Extracted records:
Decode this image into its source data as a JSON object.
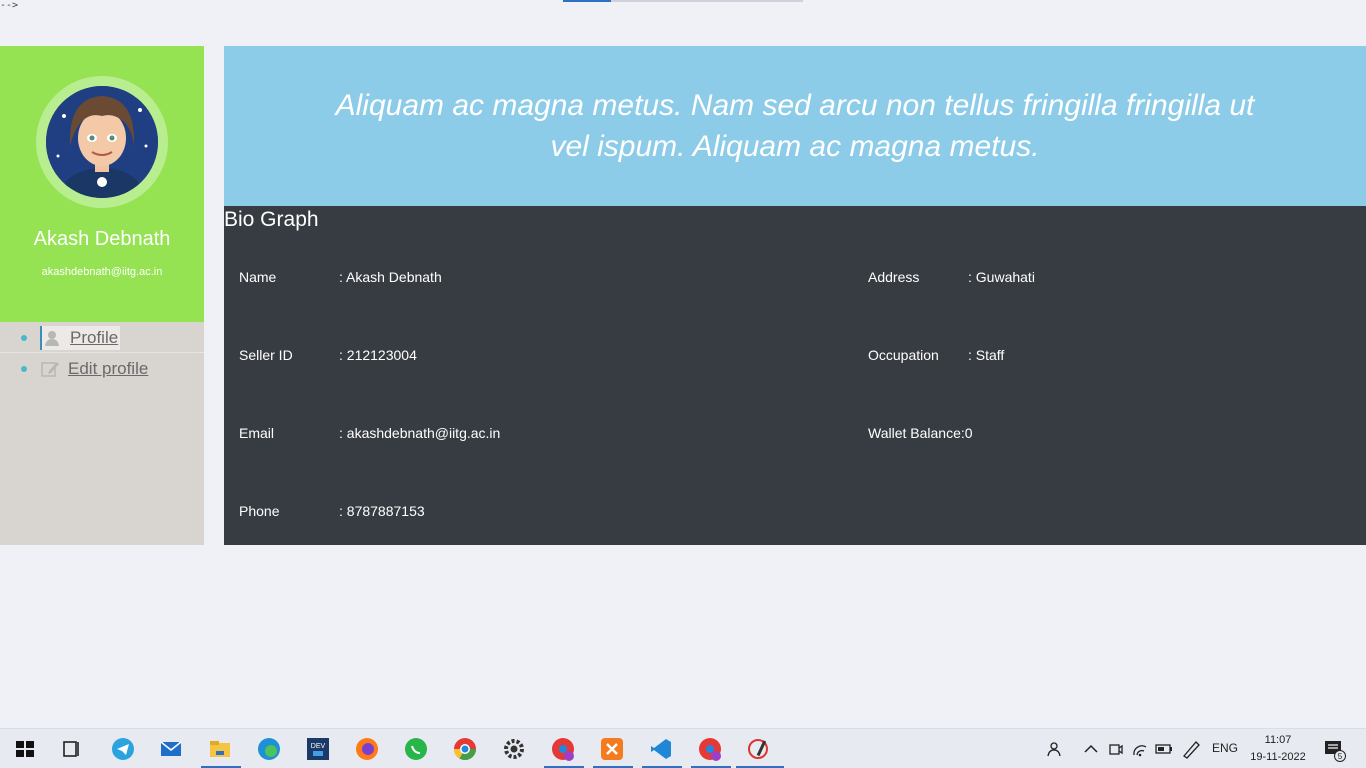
{
  "corner_text": "-->",
  "user": {
    "name": "Akash Debnath",
    "email": "akashdebnath@iitg.ac.in"
  },
  "nav": {
    "items": [
      {
        "label": "Profile",
        "icon": "user-icon",
        "active": true
      },
      {
        "label": "Edit profile",
        "icon": "edit-icon",
        "active": false
      }
    ]
  },
  "hero": {
    "text": "Aliquam ac magna metus. Nam sed arcu non tellus fringilla fringilla ut vel ispum. Aliquam ac magna metus."
  },
  "bio": {
    "title": "Bio Graph",
    "fields": {
      "name_label": "Name",
      "name_value": ": Akash Debnath",
      "seller_label": "Seller ID",
      "seller_value": ": 212123004",
      "email_label": "Email",
      "email_value": ": akashdebnath@iitg.ac.in",
      "phone_label": "Phone",
      "phone_value": ": 8787887153",
      "address_label": "Address",
      "address_value": ": Guwahati",
      "occupation_label": "Occupation",
      "occupation_value": ": Staff",
      "wallet_label": "Wallet Balance",
      "wallet_value": ":0"
    }
  },
  "colors": {
    "profile_panel": "#95e253",
    "hero": "#8dcce9",
    "bio": "#373c42",
    "sidebar": "#d8d4cf"
  },
  "taskbar": {
    "apps": [
      "windows-start-icon",
      "task-view-icon",
      "telegram-icon",
      "mail-icon",
      "file-explorer-icon",
      "edge-icon",
      "dev-icon",
      "firefox-icon",
      "whatsapp-icon",
      "chrome-icon",
      "settings-icon",
      "chrome-profile-icon",
      "xampp-icon",
      "vscode-icon",
      "chrome-profile-2-icon",
      "paint-icon"
    ],
    "language": "ENG",
    "time": "11:07",
    "date": "19-11-2022",
    "notification_count": "5"
  }
}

• **DIRECTIVE**:
Copy the data word for word. Pictures do not go in the copy.

• **THE RESPONSE**:
Decode this image into its source data as a JSON object.
{
  "corner_text": "-->",
  "user": {
    "name": "Akash Debnath",
    "email": "akashdebnath@iitg.ac.in"
  },
  "nav": {
    "items": [
      {
        "label": "Profile",
        "icon": "user-icon",
        "active": true
      },
      {
        "label": "Edit profile",
        "icon": "edit-icon",
        "active": false
      }
    ]
  },
  "hero": {
    "text": "Aliquam ac magna metus. Nam sed arcu non tellus fringilla fringilla ut vel ispum. Aliquam ac magna metus."
  },
  "bio": {
    "title": "Bio Graph",
    "fields": {
      "name_label": "Name",
      "name_value": ": Akash Debnath",
      "seller_label": "Seller ID",
      "seller_value": ": 212123004",
      "email_label": "Email",
      "email_value": ": akashdebnath@iitg.ac.in",
      "phone_label": "Phone",
      "phone_value": ": 8787887153",
      "address_label": "Address",
      "address_value": ": Guwahati",
      "occupation_label": "Occupation",
      "occupation_value": ": Staff",
      "wallet_label": "Wallet Balance",
      "wallet_value": ":0"
    }
  },
  "colors": {
    "profile_panel": "#95e253",
    "hero": "#8dcce9",
    "bio": "#373c42",
    "sidebar": "#d8d4cf"
  },
  "taskbar": {
    "apps": [
      "windows-start-icon",
      "task-view-icon",
      "telegram-icon",
      "mail-icon",
      "file-explorer-icon",
      "edge-icon",
      "dev-icon",
      "firefox-icon",
      "whatsapp-icon",
      "chrome-icon",
      "settings-icon",
      "chrome-profile-icon",
      "xampp-icon",
      "vscode-icon",
      "chrome-profile-2-icon",
      "paint-icon"
    ],
    "language": "ENG",
    "time": "11:07",
    "date": "19-11-2022",
    "notification_count": "5"
  }
}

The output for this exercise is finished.